## Instructions to follow
Every entry below should be repeated exactly; the pictures should not.

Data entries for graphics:
####################
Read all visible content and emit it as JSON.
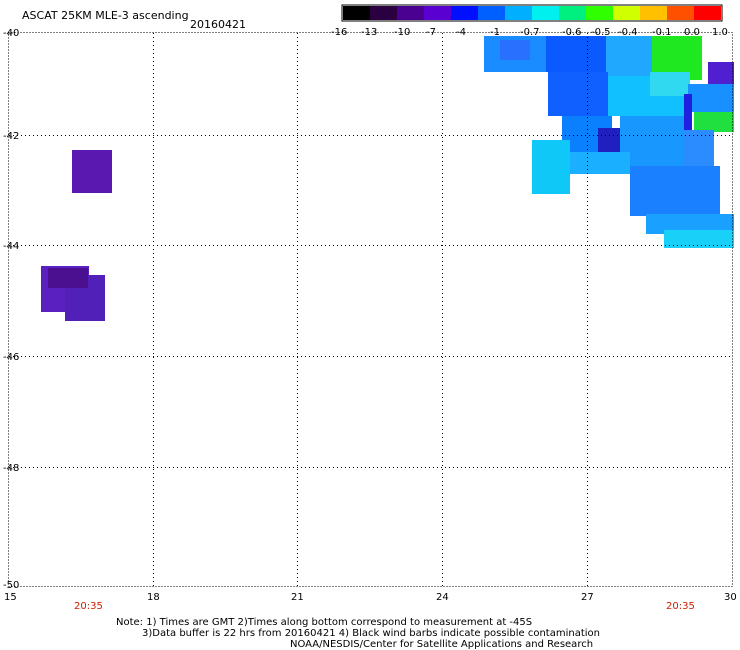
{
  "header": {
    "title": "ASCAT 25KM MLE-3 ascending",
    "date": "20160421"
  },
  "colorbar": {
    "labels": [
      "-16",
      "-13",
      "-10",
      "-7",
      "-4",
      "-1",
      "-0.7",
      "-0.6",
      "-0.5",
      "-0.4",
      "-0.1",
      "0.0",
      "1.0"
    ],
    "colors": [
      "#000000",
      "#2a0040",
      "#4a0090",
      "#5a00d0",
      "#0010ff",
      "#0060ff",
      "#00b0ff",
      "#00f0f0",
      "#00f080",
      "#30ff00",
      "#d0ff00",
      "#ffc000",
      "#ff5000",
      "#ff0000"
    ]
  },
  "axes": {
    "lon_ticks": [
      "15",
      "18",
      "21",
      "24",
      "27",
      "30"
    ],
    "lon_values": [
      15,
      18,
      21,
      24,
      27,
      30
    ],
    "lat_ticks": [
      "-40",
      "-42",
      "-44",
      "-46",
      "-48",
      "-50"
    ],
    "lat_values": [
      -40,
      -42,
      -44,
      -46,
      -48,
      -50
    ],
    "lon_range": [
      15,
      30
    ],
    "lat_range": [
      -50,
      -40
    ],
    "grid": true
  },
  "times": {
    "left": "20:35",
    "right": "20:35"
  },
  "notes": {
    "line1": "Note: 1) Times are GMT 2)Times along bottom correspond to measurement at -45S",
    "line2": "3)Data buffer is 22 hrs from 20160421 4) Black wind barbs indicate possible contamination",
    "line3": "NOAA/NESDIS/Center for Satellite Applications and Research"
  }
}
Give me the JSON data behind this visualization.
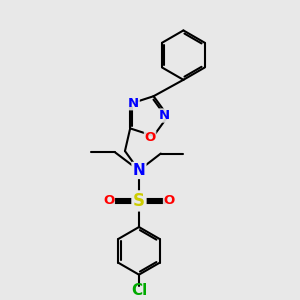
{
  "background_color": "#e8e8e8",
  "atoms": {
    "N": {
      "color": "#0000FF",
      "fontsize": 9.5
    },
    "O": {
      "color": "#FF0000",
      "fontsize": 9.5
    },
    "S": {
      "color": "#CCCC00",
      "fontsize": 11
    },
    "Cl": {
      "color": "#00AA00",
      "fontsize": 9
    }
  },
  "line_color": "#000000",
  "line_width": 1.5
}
####################
## Task response
Read all visible content and emit it as JSON.
{
  "header": {
    "title": "ASCAT 25KM MLE-3 ascending",
    "date": "20160421"
  },
  "colorbar": {
    "labels": [
      "-16",
      "-13",
      "-10",
      "-7",
      "-4",
      "-1",
      "-0.7",
      "-0.6",
      "-0.5",
      "-0.4",
      "-0.1",
      "0.0",
      "1.0"
    ],
    "colors": [
      "#000000",
      "#2a0040",
      "#4a0090",
      "#5a00d0",
      "#0010ff",
      "#0060ff",
      "#00b0ff",
      "#00f0f0",
      "#00f080",
      "#30ff00",
      "#d0ff00",
      "#ffc000",
      "#ff5000",
      "#ff0000"
    ]
  },
  "axes": {
    "lon_ticks": [
      "15",
      "18",
      "21",
      "24",
      "27",
      "30"
    ],
    "lon_values": [
      15,
      18,
      21,
      24,
      27,
      30
    ],
    "lat_ticks": [
      "-40",
      "-42",
      "-44",
      "-46",
      "-48",
      "-50"
    ],
    "lat_values": [
      -40,
      -42,
      -44,
      -46,
      -48,
      -50
    ],
    "lon_range": [
      15,
      30
    ],
    "lat_range": [
      -50,
      -40
    ],
    "grid": true
  },
  "times": {
    "left": "20:35",
    "right": "20:35"
  },
  "notes": {
    "line1": "Note: 1) Times are GMT 2)Times along bottom correspond to measurement at -45S",
    "line2": "3)Data buffer is 22 hrs from 20160421 4) Black wind barbs indicate possible contamination",
    "line3": "NOAA/NESDIS/Center for Satellite Applications and Research"
  }
}
Give me the JSON data behind this visualization.
{
  "background_color": "#e8e8e8",
  "atoms": {
    "N": {
      "color": "#0000FF",
      "fontsize": 9.5
    },
    "O": {
      "color": "#FF0000",
      "fontsize": 9.5
    },
    "S": {
      "color": "#CCCC00",
      "fontsize": 11
    },
    "Cl": {
      "color": "#00AA00",
      "fontsize": 9
    }
  },
  "line_color": "#000000",
  "line_width": 1.5
}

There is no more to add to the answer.